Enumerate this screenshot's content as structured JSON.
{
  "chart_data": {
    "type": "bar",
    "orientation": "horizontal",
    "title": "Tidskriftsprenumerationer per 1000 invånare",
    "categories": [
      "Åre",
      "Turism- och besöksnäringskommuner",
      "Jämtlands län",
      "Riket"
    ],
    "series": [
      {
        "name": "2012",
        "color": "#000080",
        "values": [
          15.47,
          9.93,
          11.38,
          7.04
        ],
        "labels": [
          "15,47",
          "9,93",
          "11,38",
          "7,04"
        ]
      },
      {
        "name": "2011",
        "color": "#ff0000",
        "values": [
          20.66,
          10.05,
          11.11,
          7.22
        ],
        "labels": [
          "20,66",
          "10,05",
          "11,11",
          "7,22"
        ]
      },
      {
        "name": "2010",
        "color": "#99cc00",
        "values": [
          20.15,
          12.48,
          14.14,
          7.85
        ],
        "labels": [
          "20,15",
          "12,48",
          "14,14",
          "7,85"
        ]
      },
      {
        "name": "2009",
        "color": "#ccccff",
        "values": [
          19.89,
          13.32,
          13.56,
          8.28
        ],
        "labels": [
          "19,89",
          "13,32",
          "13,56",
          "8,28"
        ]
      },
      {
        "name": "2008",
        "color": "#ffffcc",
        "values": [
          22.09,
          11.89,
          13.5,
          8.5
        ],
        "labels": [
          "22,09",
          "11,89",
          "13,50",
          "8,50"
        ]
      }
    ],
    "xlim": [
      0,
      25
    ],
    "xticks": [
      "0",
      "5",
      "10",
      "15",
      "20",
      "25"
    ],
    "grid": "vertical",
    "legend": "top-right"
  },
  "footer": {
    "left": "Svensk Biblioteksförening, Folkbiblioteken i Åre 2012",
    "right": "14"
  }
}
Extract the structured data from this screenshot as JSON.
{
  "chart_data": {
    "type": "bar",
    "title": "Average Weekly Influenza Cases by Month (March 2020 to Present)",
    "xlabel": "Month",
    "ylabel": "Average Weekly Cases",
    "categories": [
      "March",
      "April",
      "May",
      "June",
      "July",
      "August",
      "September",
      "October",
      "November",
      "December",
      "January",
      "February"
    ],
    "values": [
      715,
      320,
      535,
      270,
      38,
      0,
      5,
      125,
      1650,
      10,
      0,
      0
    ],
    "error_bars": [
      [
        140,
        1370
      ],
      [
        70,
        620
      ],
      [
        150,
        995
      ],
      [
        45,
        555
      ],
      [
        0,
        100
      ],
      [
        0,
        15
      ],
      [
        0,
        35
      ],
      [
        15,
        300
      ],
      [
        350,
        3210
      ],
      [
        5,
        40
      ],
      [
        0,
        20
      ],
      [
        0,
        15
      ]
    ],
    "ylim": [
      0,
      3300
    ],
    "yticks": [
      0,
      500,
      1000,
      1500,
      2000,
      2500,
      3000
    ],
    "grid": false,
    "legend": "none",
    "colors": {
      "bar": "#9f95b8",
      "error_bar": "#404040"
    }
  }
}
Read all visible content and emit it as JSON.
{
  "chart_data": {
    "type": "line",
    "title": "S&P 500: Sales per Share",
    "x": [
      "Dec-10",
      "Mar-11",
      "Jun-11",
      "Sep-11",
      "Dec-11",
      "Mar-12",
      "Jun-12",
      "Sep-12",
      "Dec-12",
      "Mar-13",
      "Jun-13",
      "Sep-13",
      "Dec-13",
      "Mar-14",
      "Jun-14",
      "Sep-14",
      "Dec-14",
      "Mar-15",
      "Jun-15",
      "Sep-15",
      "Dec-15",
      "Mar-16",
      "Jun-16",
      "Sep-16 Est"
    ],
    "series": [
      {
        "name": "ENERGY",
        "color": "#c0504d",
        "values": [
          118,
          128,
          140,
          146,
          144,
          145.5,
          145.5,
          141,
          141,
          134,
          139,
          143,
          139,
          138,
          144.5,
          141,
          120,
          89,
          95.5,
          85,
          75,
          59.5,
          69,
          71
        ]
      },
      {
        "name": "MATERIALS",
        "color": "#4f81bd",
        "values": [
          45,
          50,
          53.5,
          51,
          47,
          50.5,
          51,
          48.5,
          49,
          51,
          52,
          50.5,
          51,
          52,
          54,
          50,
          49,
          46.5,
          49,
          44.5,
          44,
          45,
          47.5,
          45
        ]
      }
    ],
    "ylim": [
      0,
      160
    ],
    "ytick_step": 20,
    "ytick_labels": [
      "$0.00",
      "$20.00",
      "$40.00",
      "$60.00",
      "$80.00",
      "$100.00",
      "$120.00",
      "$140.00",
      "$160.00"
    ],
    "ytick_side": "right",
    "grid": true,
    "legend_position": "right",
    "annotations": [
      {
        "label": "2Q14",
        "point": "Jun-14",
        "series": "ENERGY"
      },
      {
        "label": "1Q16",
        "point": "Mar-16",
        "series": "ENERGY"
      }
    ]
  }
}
——————————
■ SET TASK:
Reproduce each entry exactly, leaving out nothing.

■ FINAL ANSWER:
Enumerate this screenshot's content as structured JSON.
{
  "chart_data": {
    "type": "bar",
    "orientation": "horizontal",
    "title": "Tidskriftsprenumerationer per 1000 invånare",
    "categories": [
      "Åre",
      "Turism- och besöksnäringskommuner",
      "Jämtlands län",
      "Riket"
    ],
    "series": [
      {
        "name": "2012",
        "color": "#000080",
        "values": [
          15.47,
          9.93,
          11.38,
          7.04
        ],
        "labels": [
          "15,47",
          "9,93",
          "11,38",
          "7,04"
        ]
      },
      {
        "name": "2011",
        "color": "#ff0000",
        "values": [
          20.66,
          10.05,
          11.11,
          7.22
        ],
        "labels": [
          "20,66",
          "10,05",
          "11,11",
          "7,22"
        ]
      },
      {
        "name": "2010",
        "color": "#99cc00",
        "values": [
          20.15,
          12.48,
          14.14,
          7.85
        ],
        "labels": [
          "20,15",
          "12,48",
          "14,14",
          "7,85"
        ]
      },
      {
        "name": "2009",
        "color": "#ccccff",
        "values": [
          19.89,
          13.32,
          13.56,
          8.28
        ],
        "labels": [
          "19,89",
          "13,32",
          "13,56",
          "8,28"
        ]
      },
      {
        "name": "2008",
        "color": "#ffffcc",
        "values": [
          22.09,
          11.89,
          13.5,
          8.5
        ],
        "labels": [
          "22,09",
          "11,89",
          "13,50",
          "8,50"
        ]
      }
    ],
    "xlim": [
      0,
      25
    ],
    "xticks": [
      "0",
      "5",
      "10",
      "15",
      "20",
      "25"
    ],
    "grid": "vertical",
    "legend": "top-right"
  },
  "footer": {
    "left": "Svensk Biblioteksförening, Folkbiblioteken i Åre 2012",
    "right": "14"
  }
}
Extract the structured data from this screenshot as JSON.
{
  "chart_data": {
    "type": "bar",
    "title": "Average Weekly Influenza Cases by Month (March 2020 to Present)",
    "xlabel": "Month",
    "ylabel": "Average Weekly Cases",
    "categories": [
      "March",
      "April",
      "May",
      "June",
      "July",
      "August",
      "September",
      "October",
      "November",
      "December",
      "January",
      "February"
    ],
    "values": [
      715,
      320,
      535,
      270,
      38,
      0,
      5,
      125,
      1650,
      10,
      0,
      0
    ],
    "error_bars": [
      [
        140,
        1370
      ],
      [
        70,
        620
      ],
      [
        150,
        995
      ],
      [
        45,
        555
      ],
      [
        0,
        100
      ],
      [
        0,
        15
      ],
      [
        0,
        35
      ],
      [
        15,
        300
      ],
      [
        350,
        3210
      ],
      [
        5,
        40
      ],
      [
        0,
        20
      ],
      [
        0,
        15
      ]
    ],
    "ylim": [
      0,
      3300
    ],
    "yticks": [
      0,
      500,
      1000,
      1500,
      2000,
      2500,
      3000
    ],
    "grid": false,
    "legend": "none",
    "colors": {
      "bar": "#9f95b8",
      "error_bar": "#404040"
    }
  }
}
Read all visible content and emit it as JSON.
{
  "chart_data": {
    "type": "line",
    "title": "S&P 500: Sales per Share",
    "x": [
      "Dec-10",
      "Mar-11",
      "Jun-11",
      "Sep-11",
      "Dec-11",
      "Mar-12",
      "Jun-12",
      "Sep-12",
      "Dec-12",
      "Mar-13",
      "Jun-13",
      "Sep-13",
      "Dec-13",
      "Mar-14",
      "Jun-14",
      "Sep-14",
      "Dec-14",
      "Mar-15",
      "Jun-15",
      "Sep-15",
      "Dec-15",
      "Mar-16",
      "Jun-16",
      "Sep-16 Est"
    ],
    "series": [
      {
        "name": "ENERGY",
        "color": "#c0504d",
        "values": [
          118,
          128,
          140,
          146,
          144,
          145.5,
          145.5,
          141,
          141,
          134,
          139,
          143,
          139,
          138,
          144.5,
          141,
          120,
          89,
          95.5,
          85,
          75,
          59.5,
          69,
          71
        ]
      },
      {
        "name": "MATERIALS",
        "color": "#4f81bd",
        "values": [
          45,
          50,
          53.5,
          51,
          47,
          50.5,
          51,
          48.5,
          49,
          51,
          52,
          50.5,
          51,
          52,
          54,
          50,
          49,
          46.5,
          49,
          44.5,
          44,
          45,
          47.5,
          45
        ]
      }
    ],
    "ylim": [
      0,
      160
    ],
    "ytick_step": 20,
    "ytick_labels": [
      "$0.00",
      "$20.00",
      "$40.00",
      "$60.00",
      "$80.00",
      "$100.00",
      "$120.00",
      "$140.00",
      "$160.00"
    ],
    "ytick_side": "right",
    "grid": true,
    "legend_position": "right",
    "annotations": [
      {
        "label": "2Q14",
        "point": "Jun-14",
        "series": "ENERGY"
      },
      {
        "label": "1Q16",
        "point": "Mar-16",
        "series": "ENERGY"
      }
    ]
  }
}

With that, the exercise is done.